§ EXERCISE REQUIREMENTS
Find all the lines with "Vlivy" and gather them.

§ DATASET RECORDS
....................
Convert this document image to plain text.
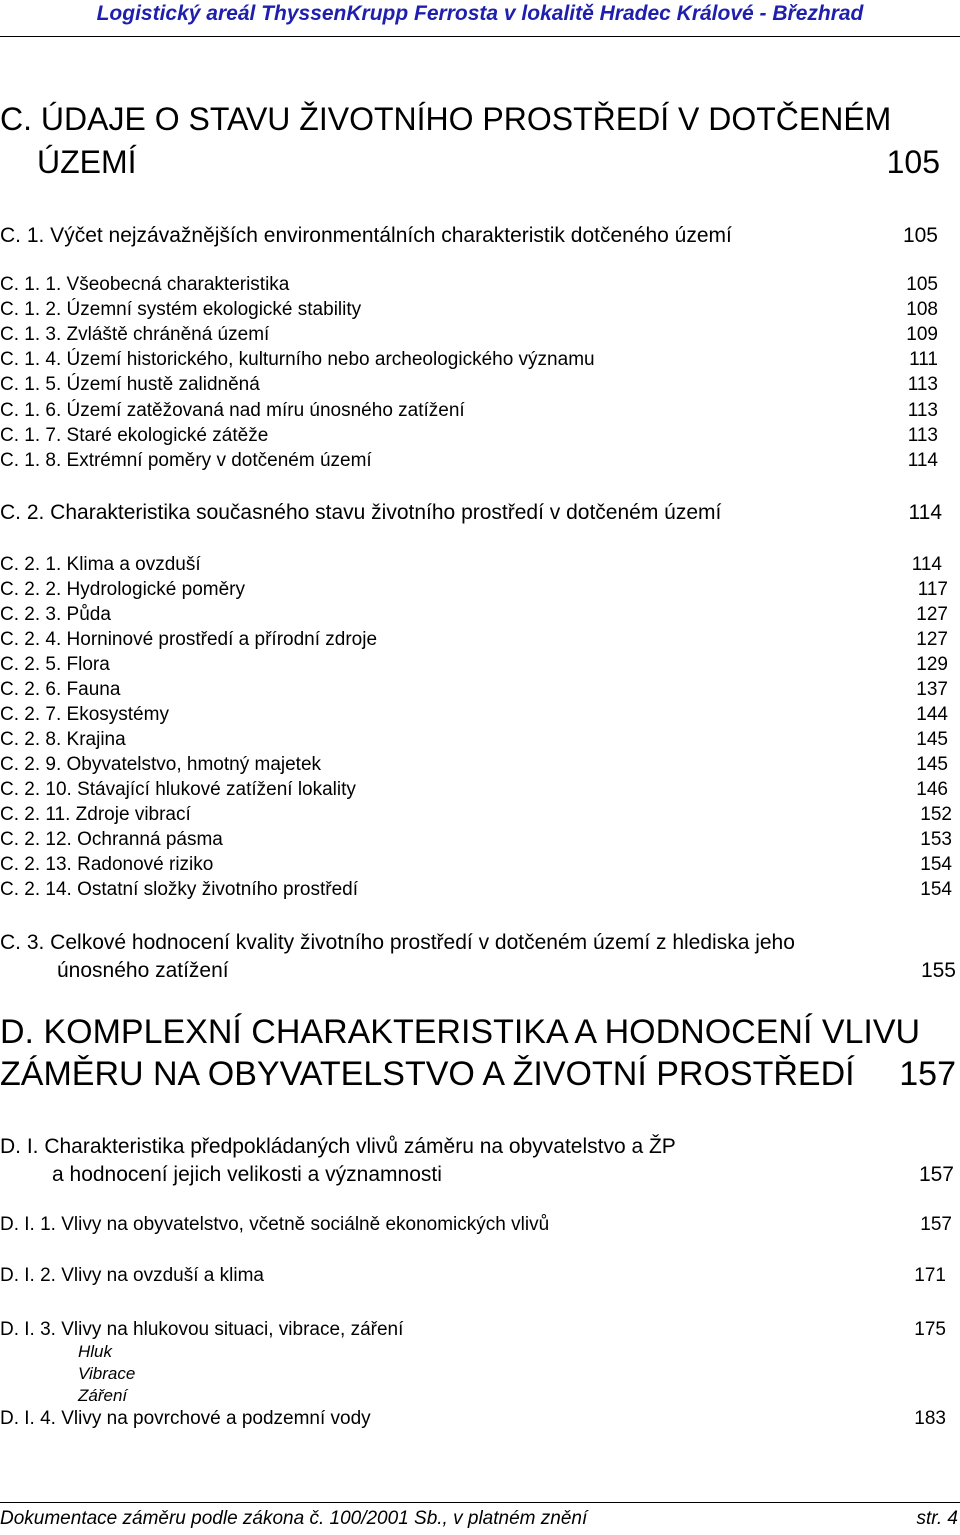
Logistický areál ThyssenKrupp Ferrosta v lokalitě Hradec Králové - Březhrad
C. ÚDAJE O STAVU ŽIVOTNÍHO PROSTŘEDÍ V DOTČENÉM
ÚZEMÍ	105
C. 1. Výčet nejzávažnějších environmentálních charakteristik dotčeného území	105
C. 1. 1. Všeobecná charakteristika	105
C. 1. 2. Územní systém ekologické stability	108
C. 1. 3. Zvláště chráněná území	109
C. 1. 4. Území historického, kulturního nebo archeologického významu	111
C. 1. 5. Území hustě zalidněná	113
C. 1. 6. Území zatěžovaná nad míru únosného zatížení	113
C. 1. 7. Staré ekologické zátěže	113
C. 1. 8. Extrémní poměry v dotčeném území	114
C. 2. Charakteristika současného stavu životního prostředí v dotčeném území	114
C. 2. 1. Klima a ovzduší	114
C. 2. 2. Hydrologické poměry	117
C. 2. 3. Půda	127
C. 2. 4. Horninové prostředí a přírodní zdroje	127
C. 2. 5. Flora	129
C. 2. 6. Fauna	137
C. 2. 7. Ekosystémy	144
C. 2. 8. Krajina	145
C. 2. 9. Obyvatelstvo, hmotný majetek	145
C. 2. 10. Stávající hlukové zatížení lokality	146
C. 2. 11. Zdroje vibrací	152
C. 2. 12. Ochranná pásma	153
C. 2. 13. Radonové riziko	154
C. 2. 14. Ostatní složky životního prostředí	154
C. 3. Celkové hodnocení kvality životního prostředí v dotčeném území z hlediska jeho
únosného zatížení	155
D. KOMPLEXNÍ CHARAKTERISTIKA A HODNOCENÍ VLIVU
ZÁMĚRU NA OBYVATELSTVO A ŽIVOTNÍ PROSTŘEDÍ 157
D. I. Charakteristika předpokládaných vlivů záměru na obyvatelstvo a ŽP
a hodnocení jejich velikosti a významnosti	157
D. I. 1. Vlivy na obyvatelstvo, včetně sociálně ekonomických vlivů	157
D. I. 2. Vlivy na ovzduší a klima	171
D. I. 3. Vlivy na hlukovou situaci, vibrace, záření	175
Hluk
Vibrace
Záření
D. I. 4. Vlivy na povrchové a podzemní vody	183
Dokumentace záměru podle zákona č. 100/2001 Sb., v platném znění	str. 4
....................
§ EXERCISE RESPONSE
D. I. 1. Vlivy na obyvatelstvo, včetně sociálně ekonomických vlivů	157
D. I. 2. Vlivy na ovzduší a klima	171
D. I. 3. Vlivy na hlukovou situaci, vibrace, záření	175
D. I. 4. Vlivy na povrchové a podzemní vody	183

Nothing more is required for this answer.